> Short task: Recast the lines from the start of the stored data through the line holding "legend-label: LIGHT POLE [94, 557, 122, 562]", inclusive, as a Markdown table with the columns Row and Line. Leave out any blank lines.
* START Materials provided *
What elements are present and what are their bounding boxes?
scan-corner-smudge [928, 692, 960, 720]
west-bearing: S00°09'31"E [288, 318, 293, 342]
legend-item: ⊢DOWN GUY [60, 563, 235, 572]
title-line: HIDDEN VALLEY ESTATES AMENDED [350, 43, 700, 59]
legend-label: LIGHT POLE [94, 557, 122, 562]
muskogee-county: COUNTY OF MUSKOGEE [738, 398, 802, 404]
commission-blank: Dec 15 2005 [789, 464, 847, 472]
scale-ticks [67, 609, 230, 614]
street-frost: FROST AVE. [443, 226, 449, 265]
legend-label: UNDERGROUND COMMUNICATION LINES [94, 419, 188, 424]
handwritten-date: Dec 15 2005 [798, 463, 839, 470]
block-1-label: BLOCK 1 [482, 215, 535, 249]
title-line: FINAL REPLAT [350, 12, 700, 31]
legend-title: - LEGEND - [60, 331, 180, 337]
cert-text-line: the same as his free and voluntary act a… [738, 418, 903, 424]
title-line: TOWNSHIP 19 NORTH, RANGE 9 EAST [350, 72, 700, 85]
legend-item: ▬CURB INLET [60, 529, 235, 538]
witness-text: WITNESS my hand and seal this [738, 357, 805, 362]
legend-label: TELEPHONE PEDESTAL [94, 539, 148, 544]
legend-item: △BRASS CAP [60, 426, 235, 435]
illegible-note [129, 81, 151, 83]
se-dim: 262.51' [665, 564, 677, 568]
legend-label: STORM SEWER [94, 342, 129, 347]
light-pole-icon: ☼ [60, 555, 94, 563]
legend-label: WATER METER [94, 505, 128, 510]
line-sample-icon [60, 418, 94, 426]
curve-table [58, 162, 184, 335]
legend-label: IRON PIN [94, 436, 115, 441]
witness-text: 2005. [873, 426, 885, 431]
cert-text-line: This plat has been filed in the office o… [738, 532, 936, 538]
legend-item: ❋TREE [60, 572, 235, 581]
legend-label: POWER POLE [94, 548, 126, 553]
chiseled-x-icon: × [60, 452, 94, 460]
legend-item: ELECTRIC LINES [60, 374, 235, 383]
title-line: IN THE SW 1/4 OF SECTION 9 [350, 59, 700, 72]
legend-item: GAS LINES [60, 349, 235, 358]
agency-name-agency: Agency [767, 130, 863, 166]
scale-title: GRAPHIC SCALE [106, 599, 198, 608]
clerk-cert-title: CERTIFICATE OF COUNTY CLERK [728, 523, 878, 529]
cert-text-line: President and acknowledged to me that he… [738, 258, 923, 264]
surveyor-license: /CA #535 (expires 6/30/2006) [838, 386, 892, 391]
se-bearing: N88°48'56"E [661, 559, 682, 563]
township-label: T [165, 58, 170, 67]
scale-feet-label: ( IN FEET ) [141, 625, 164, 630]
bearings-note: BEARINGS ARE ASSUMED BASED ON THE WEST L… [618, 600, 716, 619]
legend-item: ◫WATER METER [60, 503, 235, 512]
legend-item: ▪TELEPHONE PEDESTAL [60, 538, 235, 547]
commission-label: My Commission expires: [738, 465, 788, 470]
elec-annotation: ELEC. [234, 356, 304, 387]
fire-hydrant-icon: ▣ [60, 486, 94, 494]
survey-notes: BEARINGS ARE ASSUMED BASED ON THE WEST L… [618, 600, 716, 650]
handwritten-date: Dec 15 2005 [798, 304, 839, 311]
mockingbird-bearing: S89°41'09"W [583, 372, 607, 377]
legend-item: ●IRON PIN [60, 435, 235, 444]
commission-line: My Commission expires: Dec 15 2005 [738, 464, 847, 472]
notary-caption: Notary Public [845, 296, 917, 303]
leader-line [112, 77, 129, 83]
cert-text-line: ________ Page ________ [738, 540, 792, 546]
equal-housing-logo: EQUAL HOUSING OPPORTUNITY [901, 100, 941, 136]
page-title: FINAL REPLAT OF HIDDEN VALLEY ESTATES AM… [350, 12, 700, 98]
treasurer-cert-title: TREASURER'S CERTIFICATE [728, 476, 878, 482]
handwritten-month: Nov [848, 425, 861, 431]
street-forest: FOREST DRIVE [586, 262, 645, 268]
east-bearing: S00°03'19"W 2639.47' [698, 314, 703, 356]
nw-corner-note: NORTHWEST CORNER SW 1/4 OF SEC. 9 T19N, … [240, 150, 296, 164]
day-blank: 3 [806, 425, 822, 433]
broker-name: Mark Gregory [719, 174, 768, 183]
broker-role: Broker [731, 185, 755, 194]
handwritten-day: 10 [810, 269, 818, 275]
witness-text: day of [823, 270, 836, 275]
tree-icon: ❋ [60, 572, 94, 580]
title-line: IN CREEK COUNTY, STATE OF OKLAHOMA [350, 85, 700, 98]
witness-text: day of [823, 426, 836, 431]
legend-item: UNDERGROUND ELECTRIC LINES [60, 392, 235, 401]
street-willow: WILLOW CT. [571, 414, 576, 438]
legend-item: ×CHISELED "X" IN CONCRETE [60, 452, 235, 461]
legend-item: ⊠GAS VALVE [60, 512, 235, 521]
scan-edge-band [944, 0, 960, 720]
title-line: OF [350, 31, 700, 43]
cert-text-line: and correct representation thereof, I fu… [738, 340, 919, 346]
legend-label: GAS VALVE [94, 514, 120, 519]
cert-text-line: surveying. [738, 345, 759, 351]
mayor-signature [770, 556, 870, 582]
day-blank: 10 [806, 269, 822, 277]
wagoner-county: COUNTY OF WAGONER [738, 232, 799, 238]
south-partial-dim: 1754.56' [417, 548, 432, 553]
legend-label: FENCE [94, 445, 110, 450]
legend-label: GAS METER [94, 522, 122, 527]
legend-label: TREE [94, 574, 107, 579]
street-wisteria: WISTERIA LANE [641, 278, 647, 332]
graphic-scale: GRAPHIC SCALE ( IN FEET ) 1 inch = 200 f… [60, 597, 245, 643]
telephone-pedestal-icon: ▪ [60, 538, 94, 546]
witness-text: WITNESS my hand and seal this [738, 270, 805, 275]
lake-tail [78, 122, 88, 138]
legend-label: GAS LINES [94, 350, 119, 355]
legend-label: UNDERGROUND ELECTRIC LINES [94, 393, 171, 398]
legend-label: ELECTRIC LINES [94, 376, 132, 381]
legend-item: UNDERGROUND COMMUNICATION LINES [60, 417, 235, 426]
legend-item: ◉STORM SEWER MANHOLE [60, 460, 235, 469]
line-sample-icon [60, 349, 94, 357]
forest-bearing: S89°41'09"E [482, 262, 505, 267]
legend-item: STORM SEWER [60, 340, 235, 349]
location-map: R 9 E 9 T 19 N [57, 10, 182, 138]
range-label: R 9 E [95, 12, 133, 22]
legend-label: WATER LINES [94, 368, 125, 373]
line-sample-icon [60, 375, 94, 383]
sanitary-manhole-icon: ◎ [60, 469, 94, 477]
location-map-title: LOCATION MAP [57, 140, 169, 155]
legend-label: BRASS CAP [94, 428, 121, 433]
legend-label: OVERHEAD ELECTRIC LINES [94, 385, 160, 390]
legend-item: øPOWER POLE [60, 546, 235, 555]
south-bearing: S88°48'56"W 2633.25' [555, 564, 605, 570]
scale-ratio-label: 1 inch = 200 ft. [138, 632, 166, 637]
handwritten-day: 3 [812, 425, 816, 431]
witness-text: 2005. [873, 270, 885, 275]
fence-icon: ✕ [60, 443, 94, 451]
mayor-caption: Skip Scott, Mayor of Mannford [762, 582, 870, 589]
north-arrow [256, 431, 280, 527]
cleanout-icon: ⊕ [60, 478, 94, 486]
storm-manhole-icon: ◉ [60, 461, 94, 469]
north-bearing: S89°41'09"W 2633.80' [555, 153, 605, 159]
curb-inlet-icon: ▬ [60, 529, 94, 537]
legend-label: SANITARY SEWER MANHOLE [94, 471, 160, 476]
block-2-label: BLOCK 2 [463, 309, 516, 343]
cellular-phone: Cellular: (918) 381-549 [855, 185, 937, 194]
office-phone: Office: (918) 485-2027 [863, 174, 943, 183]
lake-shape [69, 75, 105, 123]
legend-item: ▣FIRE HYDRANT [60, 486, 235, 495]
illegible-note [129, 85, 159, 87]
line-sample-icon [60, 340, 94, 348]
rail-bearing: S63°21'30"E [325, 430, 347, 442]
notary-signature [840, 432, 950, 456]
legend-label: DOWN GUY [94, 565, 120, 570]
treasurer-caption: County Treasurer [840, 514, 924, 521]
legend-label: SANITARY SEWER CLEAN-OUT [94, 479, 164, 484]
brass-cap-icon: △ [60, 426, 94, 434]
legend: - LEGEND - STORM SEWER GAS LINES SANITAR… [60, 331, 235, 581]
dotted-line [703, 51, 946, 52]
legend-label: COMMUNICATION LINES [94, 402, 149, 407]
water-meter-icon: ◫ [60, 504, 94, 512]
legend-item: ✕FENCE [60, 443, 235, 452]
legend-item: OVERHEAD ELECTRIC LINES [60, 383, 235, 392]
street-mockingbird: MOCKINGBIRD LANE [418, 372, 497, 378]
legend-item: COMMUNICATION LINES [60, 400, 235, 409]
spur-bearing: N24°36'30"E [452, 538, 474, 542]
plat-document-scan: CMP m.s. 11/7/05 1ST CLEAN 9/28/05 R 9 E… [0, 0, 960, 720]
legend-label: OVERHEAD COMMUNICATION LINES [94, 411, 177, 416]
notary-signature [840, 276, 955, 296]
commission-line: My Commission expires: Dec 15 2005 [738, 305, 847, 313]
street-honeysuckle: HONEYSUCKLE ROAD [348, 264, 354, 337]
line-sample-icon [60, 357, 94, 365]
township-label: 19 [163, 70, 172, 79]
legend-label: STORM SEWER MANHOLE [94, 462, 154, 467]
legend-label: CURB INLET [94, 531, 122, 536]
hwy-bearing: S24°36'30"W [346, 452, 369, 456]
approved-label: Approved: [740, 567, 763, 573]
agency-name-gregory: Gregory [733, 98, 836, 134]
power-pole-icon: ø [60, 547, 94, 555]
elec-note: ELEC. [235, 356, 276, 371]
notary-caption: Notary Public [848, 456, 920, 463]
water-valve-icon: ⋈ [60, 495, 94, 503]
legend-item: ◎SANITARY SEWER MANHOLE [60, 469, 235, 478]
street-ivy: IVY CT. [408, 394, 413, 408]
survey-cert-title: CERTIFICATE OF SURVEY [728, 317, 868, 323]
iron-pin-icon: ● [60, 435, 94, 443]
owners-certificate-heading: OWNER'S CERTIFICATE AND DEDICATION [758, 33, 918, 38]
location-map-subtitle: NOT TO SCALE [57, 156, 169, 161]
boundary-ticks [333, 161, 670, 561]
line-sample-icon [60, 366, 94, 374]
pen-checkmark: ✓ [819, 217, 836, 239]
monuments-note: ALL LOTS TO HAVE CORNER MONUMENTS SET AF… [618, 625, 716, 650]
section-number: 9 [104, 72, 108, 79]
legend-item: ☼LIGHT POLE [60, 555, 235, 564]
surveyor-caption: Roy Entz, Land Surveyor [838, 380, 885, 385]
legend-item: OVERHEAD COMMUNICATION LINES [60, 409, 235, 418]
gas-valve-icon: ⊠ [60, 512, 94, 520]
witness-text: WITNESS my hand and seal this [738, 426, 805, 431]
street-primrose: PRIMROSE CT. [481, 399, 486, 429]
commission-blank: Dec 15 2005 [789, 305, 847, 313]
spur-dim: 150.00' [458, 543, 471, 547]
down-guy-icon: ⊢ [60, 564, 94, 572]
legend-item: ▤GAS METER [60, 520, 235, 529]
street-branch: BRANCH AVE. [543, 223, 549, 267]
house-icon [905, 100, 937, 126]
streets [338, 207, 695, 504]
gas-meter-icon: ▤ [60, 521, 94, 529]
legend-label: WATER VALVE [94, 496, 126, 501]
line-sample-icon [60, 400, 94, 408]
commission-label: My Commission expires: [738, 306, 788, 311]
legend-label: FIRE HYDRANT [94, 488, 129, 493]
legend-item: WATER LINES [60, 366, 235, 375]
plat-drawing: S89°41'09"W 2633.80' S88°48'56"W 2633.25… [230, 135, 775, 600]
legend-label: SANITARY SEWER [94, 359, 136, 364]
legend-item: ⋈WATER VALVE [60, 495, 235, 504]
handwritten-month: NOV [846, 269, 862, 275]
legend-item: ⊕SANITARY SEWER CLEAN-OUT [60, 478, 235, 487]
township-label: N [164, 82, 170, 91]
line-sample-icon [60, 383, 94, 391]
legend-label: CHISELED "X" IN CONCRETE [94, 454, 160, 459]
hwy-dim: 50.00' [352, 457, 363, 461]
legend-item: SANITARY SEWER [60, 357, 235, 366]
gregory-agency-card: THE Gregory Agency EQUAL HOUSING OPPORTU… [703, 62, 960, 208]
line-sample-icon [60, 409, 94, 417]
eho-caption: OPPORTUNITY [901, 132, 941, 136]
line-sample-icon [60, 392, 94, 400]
* END Materials provided *
> Exercise answer:
| Row | Line |
|---|---|
| 1 | What elements are present and what are their bounding boxes? |
| 2 | scan-corner-smudge [928, 692, 960, 720] |
| 3 | west-bearing: S00°09'31"E [288, 318, 293, 342] |
| 4 | legend-item: ⊢DOWN GUY [60, 563, 235, 572] |
| 5 | title-line: HIDDEN VALLEY ESTATES AMENDED [350, 43, 700, 59] |
| 6 | legend-label: LIGHT POLE [94, 557, 122, 562] |